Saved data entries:

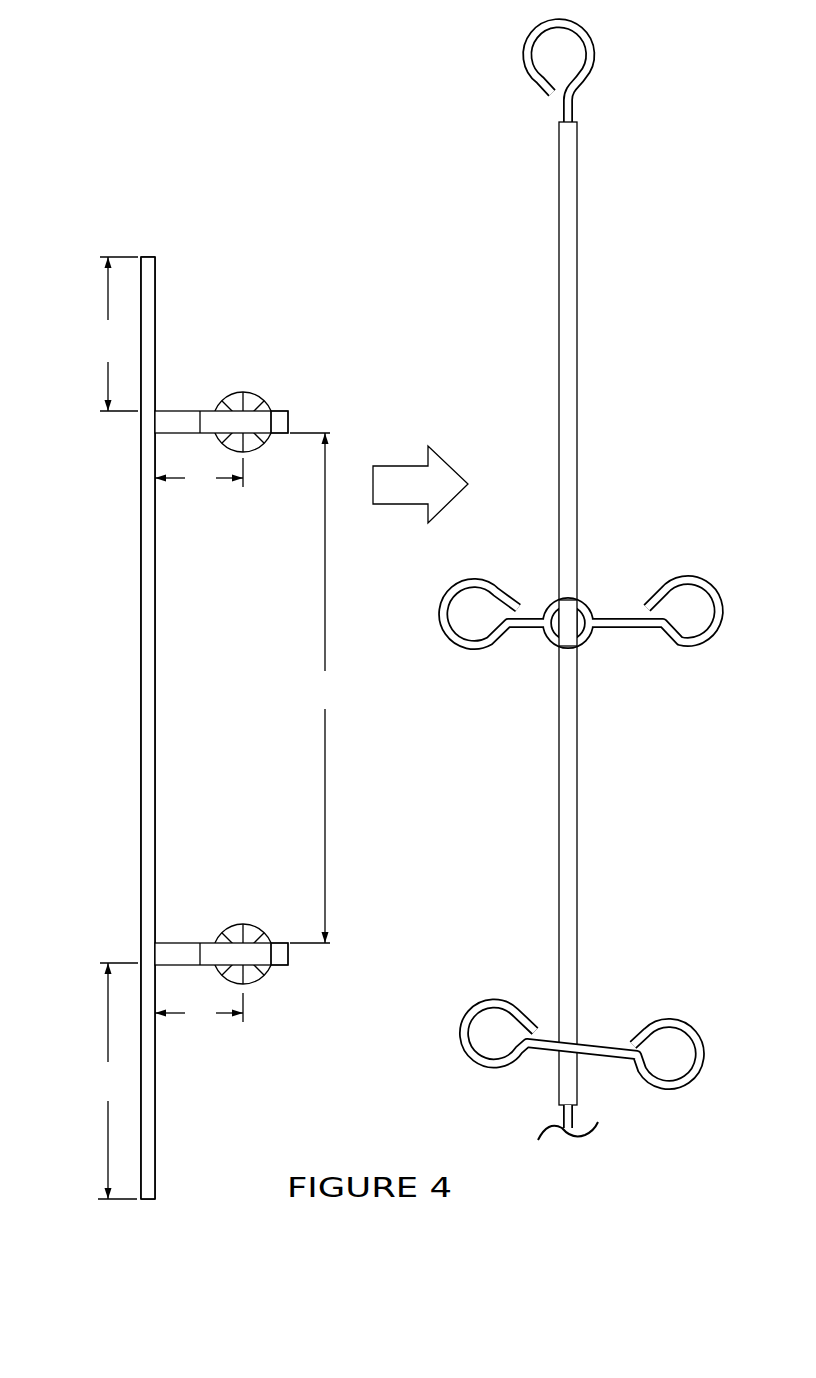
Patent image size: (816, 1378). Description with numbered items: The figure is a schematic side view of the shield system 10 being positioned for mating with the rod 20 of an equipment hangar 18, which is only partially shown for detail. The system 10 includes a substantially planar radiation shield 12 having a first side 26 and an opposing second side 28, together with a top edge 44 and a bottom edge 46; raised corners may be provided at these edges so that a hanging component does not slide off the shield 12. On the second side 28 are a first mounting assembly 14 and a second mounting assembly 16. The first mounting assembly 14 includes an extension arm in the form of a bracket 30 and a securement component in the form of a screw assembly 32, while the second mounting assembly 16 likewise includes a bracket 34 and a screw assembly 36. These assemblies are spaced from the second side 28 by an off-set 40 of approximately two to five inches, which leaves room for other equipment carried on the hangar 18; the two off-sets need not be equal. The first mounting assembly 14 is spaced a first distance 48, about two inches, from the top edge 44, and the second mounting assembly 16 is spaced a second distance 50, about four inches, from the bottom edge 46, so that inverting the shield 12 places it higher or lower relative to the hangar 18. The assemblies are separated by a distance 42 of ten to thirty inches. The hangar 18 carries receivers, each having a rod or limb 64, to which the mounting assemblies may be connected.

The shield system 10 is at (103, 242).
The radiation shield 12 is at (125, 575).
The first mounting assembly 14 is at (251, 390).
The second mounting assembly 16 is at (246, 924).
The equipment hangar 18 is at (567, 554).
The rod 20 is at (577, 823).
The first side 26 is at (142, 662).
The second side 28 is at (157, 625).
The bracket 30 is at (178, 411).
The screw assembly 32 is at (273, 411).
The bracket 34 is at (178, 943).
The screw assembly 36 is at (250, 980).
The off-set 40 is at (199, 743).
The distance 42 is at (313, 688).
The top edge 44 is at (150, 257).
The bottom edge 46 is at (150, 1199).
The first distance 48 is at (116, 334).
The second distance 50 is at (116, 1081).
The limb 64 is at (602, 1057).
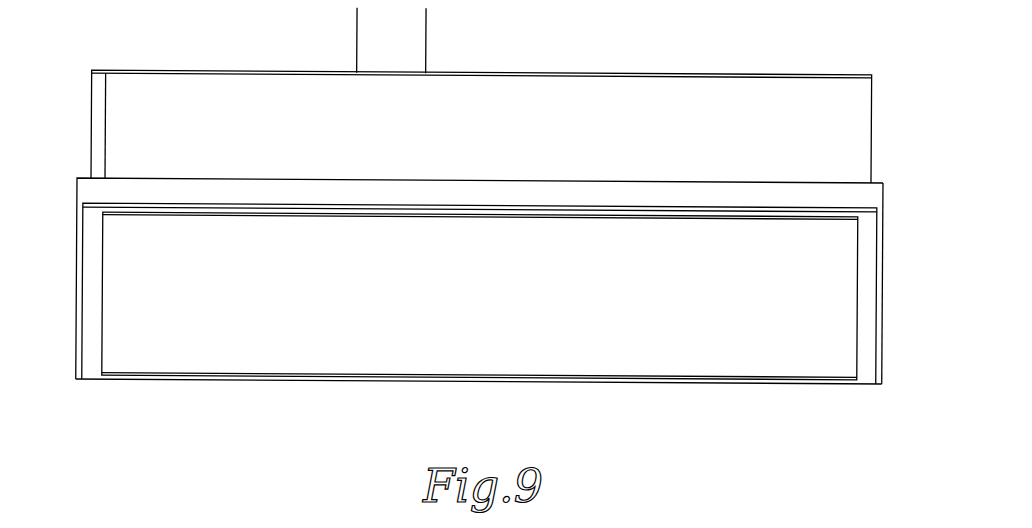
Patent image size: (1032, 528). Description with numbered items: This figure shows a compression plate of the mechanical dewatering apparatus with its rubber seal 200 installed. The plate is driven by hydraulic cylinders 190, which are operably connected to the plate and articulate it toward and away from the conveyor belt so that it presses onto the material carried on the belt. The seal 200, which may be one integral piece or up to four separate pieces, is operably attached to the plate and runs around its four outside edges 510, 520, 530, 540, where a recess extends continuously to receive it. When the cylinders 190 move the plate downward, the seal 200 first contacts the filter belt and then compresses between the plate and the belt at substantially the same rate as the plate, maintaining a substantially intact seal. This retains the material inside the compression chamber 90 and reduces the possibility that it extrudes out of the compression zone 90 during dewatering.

▸ **WHAT IS REQUIRED**
Could you convert the lines above into a Markdown table with the columns Row and Text, numbering each row and skipping any blank lines? Leave the pictures out of your answer.

▸ **EXERCISE SOLUTION**
| Row | Text |
|---|---|
| 1 | Patent image size: (816, 1378). Description with numbered items: The figure is a schematic side view of the shield system 10 being positioned for mating with the rod 20 of an equipment hangar 18, which is only partially shown for detail. The system 10 includes a substantially planar radiation shield 12 having a first side 26 and an opposing second side 28, together with a top edge 44 and a bottom edge 46; raised corners may be provided at these edges so that a hanging component does not slide off the shield 12. On the second side 28 are a first mounting assembly 14 and a second mounting assembly 16. The first mounting assembly 14 includes an extension arm in the form of a bracket 30 and a securement component in the form of a screw assembly 32, while the second mounting assembly 16 likewise includes a bracket 34 and a screw assembly 36. These assemblies are spaced from the second side 28 by an off-set 40 of approximately two to five inches, which leaves room for other equipment carried on the hangar 18; the two off-sets need not be equal. The first mounting assembly 14 is spaced a first distance 48, about two inches, from the top edge 44, and the second mounting assembly 16 is spaced a second distance 50, about four inches, from the bottom edge 46, so that inverting the shield 12 places it higher or lower relative to the hangar 18. The assemblies are separated by a distance 42 of ten to thirty inches. The hangar 18 carries receivers, each having a rod or limb 64, to which the mounting assemblies may be connected. |
| 2 | The shield system 10 is at (103, 242). |
| 3 | The radiation shield 12 is at (125, 575). |
| 4 | The first mounting assembly 14 is at (251, 390). |
| 5 | The second mounting assembly 16 is at (246, 924). |
| 6 | The equipment hangar 18 is at (567, 554). |
| 7 | The rod 20 is at (577, 823). |
| 8 | The first side 26 is at (142, 662). |
| 9 | The second side 28 is at (157, 625). |
| 10 | The bracket 30 is at (178, 411). |
| 11 | The screw assembly 32 is at (273, 411). |
| 12 | The bracket 34 is at (178, 943). |
| 13 | The screw assembly 36 is at (250, 980). |
| 14 | The off-set 40 is at (199, 743). |
| 15 | The distance 42 is at (313, 688). |
| 16 | The top edge 44 is at (150, 257). |
| 17 | The bottom edge 46 is at (150, 1199). |
| 18 | The first distance 48 is at (116, 334). |
| 19 | The second distance 50 is at (116, 1081). |
| 20 | The limb 64 is at (602, 1057). |
| 21 | Patent image size: (1032, 528). Description with numbered items: This figure shows a compression plate of the mechanical dewatering apparatus with its rubber seal 200 installed. The plate is driven by hydraulic cylinders 190, which are operably connected to the plate and articulate it toward and away from the conveyor belt so that it presses onto the material carried on the belt. The seal 200, which may be one integral piece or up to four separate pieces, is operably attached to the plate and runs around its four outside edges 510, 520, 530, 540, where a recess extends continuously to receive it. When the cylinders 190 move the plate downward, the seal 200 first contacts the filter belt and then compresses between the plate and the belt at substantially the same rate as the plate, maintaining a substantially intact seal. This retains the material inside the compression chamber 90 and reduces the possibility that it extrudes out of the compression zone 90 during dewatering. |